Task statement: Find the string "volume" in the listing and report every line that has it.

------ Dataset extract ------

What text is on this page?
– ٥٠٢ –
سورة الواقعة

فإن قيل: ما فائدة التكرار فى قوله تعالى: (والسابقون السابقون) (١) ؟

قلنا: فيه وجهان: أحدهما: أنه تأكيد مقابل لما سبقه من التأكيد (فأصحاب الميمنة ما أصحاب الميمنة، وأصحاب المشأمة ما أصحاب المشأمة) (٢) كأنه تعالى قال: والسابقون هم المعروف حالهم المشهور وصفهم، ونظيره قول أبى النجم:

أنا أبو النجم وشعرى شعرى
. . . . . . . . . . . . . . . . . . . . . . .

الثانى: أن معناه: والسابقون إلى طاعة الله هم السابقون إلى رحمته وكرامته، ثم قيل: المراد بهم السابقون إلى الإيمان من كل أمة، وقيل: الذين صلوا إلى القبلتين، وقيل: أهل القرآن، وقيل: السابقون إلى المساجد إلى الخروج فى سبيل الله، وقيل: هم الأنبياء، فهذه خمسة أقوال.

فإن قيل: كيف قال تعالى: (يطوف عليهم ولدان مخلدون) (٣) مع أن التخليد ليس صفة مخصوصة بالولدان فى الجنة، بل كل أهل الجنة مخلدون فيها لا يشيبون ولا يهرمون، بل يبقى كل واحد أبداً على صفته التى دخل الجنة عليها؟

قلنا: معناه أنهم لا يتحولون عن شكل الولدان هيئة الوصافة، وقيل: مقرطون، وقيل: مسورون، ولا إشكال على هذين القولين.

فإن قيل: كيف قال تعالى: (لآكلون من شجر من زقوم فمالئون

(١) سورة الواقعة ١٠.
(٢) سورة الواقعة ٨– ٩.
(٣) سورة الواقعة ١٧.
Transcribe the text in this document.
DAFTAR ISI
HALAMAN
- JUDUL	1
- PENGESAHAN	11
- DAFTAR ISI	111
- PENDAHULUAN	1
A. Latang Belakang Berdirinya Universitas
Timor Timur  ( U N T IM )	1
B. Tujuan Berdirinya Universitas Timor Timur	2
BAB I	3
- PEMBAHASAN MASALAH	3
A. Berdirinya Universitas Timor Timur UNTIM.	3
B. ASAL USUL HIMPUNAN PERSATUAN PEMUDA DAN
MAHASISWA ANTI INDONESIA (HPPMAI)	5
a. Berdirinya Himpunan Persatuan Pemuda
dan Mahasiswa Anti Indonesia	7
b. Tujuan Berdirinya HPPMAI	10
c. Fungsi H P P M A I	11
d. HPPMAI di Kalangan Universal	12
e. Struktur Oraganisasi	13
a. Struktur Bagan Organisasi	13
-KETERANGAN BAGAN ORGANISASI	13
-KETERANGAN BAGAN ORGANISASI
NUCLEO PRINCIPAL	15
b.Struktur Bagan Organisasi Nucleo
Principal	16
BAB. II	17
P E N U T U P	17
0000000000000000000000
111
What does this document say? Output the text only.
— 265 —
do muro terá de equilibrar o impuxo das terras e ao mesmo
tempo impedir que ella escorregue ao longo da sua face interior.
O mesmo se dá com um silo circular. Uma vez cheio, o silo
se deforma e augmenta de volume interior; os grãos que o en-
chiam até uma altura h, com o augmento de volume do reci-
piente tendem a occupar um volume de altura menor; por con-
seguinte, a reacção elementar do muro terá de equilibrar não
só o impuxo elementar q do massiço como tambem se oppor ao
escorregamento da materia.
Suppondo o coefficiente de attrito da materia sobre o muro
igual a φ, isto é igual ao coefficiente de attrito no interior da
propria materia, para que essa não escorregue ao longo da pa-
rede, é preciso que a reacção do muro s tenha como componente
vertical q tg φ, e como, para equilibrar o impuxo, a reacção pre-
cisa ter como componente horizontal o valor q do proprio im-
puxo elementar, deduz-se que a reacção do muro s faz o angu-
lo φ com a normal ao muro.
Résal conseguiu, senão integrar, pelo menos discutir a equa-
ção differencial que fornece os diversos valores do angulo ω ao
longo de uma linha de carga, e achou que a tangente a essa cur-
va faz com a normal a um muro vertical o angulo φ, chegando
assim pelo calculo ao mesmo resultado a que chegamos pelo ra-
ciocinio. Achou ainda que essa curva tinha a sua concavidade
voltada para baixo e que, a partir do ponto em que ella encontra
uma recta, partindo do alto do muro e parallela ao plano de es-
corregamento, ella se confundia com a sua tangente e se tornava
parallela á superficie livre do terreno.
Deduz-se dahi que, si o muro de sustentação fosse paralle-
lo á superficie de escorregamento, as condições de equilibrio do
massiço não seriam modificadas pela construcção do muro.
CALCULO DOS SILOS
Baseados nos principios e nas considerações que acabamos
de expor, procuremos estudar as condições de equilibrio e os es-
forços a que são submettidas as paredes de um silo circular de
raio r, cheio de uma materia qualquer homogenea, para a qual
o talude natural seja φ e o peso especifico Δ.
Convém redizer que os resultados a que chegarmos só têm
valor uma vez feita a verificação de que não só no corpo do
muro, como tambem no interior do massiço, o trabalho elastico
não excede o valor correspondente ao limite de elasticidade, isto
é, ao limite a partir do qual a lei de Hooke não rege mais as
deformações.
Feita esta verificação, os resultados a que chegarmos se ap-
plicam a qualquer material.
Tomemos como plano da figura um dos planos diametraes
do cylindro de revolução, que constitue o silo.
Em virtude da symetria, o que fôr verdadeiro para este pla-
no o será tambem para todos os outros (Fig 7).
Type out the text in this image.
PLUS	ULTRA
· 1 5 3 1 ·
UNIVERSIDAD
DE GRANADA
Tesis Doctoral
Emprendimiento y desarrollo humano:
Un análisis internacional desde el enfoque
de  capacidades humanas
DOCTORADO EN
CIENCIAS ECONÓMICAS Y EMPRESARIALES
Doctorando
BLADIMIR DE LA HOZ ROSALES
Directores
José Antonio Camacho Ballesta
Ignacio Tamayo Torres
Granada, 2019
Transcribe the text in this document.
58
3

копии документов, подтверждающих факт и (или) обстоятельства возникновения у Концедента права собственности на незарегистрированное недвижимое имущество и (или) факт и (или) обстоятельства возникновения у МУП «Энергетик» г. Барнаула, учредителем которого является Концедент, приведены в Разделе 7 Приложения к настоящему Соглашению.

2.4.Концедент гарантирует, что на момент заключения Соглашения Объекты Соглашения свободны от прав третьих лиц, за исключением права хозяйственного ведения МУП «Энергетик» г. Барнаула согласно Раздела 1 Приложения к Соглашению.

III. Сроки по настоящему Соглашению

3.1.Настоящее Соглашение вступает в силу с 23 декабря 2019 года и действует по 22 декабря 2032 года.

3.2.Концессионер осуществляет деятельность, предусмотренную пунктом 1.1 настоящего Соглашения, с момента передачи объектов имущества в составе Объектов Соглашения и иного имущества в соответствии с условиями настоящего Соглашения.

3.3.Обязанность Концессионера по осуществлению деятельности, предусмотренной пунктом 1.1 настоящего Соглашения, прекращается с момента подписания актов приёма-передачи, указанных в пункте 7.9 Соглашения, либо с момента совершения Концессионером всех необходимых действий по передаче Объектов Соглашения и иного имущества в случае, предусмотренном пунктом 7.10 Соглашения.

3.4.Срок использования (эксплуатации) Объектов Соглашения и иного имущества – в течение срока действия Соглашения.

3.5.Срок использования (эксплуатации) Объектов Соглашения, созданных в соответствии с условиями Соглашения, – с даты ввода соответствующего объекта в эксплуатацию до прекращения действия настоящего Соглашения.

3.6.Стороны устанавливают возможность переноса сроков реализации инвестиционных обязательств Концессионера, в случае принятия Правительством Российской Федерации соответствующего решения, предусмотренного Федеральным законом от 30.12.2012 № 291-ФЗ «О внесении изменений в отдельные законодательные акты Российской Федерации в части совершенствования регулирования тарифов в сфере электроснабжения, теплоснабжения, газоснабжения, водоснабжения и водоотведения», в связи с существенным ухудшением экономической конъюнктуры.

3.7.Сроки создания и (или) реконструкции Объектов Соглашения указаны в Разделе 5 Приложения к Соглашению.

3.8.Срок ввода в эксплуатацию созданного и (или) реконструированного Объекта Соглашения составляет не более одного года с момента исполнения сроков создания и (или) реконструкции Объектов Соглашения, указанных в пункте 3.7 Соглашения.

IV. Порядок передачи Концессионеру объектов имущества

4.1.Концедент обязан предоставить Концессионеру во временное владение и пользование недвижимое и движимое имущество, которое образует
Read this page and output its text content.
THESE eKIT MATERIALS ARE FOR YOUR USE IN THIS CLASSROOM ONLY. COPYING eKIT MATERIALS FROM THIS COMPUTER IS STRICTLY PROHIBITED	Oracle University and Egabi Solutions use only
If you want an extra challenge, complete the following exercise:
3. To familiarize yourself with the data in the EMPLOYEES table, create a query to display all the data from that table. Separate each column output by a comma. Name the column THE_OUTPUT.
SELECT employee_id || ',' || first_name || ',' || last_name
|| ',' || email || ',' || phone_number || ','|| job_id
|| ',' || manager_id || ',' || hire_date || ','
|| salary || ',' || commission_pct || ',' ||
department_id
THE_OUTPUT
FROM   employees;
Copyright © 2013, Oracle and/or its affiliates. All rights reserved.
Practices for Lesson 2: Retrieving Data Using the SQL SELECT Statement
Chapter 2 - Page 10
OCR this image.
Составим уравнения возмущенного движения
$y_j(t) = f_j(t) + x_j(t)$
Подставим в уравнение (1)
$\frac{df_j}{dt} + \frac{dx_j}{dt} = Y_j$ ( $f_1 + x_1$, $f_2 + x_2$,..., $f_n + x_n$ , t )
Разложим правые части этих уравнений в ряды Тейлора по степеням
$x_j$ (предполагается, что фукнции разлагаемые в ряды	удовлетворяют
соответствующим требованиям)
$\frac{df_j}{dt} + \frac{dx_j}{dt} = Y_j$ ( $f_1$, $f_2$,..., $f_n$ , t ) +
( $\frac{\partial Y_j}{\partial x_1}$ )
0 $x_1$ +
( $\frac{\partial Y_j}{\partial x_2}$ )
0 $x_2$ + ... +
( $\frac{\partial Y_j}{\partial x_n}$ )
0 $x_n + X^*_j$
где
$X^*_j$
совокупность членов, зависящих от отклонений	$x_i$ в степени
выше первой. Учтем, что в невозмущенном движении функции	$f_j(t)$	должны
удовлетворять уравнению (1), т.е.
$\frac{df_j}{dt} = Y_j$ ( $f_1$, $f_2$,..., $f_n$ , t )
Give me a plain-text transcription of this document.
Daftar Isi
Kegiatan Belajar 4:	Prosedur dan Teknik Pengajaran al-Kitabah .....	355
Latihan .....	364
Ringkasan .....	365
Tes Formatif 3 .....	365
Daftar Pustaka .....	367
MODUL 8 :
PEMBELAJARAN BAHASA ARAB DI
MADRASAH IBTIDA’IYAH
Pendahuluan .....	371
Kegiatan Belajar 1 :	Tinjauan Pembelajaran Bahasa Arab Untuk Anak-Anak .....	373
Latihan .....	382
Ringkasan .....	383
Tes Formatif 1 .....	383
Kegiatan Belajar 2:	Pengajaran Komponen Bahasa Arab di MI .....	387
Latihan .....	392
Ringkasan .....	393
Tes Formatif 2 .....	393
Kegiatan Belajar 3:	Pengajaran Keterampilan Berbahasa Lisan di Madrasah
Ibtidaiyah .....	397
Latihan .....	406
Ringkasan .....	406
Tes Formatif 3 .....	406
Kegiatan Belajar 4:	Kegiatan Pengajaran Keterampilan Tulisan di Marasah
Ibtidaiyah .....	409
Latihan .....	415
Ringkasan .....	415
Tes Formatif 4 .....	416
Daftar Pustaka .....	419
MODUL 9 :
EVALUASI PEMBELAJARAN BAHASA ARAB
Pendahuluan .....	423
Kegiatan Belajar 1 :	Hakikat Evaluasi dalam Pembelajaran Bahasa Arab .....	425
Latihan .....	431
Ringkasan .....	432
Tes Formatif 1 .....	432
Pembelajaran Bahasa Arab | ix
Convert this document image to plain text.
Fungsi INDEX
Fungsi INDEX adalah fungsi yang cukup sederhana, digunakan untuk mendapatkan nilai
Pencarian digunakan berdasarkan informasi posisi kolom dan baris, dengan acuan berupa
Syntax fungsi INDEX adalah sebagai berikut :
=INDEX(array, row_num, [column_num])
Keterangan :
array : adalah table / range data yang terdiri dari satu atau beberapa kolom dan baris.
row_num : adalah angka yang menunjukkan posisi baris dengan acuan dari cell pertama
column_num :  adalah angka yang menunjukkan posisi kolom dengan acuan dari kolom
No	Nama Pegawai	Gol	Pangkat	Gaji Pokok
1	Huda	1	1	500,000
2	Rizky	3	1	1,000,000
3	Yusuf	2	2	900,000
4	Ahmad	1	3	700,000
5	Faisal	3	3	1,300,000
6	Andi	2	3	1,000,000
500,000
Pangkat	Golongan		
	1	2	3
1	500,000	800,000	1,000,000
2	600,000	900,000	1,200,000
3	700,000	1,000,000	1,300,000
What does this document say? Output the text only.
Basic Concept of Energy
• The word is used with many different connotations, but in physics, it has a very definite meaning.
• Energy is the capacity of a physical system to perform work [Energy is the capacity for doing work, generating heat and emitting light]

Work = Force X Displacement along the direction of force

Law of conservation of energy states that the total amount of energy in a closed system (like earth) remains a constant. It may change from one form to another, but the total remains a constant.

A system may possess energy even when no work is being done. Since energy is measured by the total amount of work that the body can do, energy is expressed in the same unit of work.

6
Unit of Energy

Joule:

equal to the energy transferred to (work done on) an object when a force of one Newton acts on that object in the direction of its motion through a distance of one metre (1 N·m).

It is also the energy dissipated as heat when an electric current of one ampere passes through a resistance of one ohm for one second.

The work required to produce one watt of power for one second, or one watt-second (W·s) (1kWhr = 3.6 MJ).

------

Task response:
se deforma e augmenta de volume interior; os grãos que o en-
chiam até uma altura h, com o augmento de volume do reci-
piente tendem a occupar um volume de altura menor; por con-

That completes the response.